++++ Supplied material

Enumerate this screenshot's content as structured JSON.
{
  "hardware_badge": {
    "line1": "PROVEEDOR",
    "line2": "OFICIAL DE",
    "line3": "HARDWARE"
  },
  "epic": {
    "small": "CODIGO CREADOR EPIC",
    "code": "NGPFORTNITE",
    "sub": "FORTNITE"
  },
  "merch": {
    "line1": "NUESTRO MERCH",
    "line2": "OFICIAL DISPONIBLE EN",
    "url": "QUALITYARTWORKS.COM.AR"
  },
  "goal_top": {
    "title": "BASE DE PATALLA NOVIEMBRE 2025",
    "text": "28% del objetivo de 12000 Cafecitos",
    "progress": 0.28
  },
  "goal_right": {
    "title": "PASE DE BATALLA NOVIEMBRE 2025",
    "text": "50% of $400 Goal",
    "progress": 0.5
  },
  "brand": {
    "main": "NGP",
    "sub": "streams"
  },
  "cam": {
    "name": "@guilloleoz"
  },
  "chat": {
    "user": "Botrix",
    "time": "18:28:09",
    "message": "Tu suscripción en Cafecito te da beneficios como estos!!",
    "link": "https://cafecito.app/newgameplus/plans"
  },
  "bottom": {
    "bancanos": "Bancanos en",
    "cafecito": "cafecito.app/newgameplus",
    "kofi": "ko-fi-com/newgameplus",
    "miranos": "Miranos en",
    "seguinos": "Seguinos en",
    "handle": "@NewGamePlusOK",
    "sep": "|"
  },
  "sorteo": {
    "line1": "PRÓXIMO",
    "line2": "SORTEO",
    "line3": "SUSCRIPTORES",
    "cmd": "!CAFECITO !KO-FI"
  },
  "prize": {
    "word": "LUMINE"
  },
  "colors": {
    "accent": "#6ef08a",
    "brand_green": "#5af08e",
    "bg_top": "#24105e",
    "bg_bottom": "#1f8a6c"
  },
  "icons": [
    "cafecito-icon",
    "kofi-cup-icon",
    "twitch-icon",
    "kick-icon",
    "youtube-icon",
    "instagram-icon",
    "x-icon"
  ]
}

++++++++
++++ Supplied material

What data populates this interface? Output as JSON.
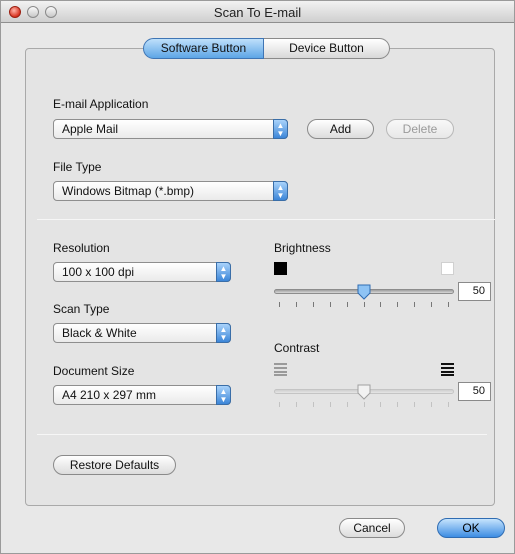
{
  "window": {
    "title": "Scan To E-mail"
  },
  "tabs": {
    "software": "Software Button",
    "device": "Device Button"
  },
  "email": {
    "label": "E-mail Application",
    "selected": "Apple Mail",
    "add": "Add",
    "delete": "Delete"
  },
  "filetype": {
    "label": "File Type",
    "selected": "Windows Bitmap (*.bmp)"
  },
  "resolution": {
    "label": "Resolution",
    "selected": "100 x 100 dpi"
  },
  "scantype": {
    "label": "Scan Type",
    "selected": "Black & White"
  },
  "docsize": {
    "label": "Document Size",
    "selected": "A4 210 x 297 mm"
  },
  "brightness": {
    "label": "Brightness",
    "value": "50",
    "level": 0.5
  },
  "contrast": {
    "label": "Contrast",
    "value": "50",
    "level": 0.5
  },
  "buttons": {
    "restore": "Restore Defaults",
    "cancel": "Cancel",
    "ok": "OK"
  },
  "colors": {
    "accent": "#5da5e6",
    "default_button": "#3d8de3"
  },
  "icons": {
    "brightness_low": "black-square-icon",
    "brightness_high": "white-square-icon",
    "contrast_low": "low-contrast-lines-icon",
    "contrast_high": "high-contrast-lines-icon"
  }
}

++++++++
++++ Supplied material

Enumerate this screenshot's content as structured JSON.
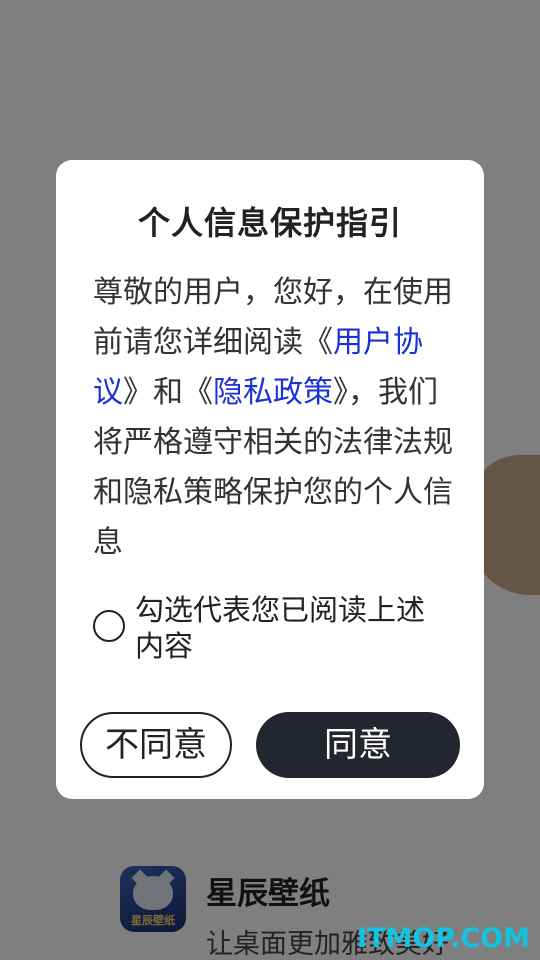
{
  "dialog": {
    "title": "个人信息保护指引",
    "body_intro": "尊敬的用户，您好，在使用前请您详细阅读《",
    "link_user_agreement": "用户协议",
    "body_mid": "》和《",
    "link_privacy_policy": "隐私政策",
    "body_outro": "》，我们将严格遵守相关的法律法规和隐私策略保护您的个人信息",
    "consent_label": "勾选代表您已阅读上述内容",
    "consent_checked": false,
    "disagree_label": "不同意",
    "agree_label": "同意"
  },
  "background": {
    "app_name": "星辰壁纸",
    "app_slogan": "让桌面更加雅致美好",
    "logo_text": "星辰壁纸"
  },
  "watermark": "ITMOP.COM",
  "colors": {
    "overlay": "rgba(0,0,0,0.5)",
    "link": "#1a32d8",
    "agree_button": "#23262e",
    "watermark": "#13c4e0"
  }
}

++++++++

Task to carry out:
Reply with nothing but the number of lines in the data above that contain "kofi".

Written solution:
2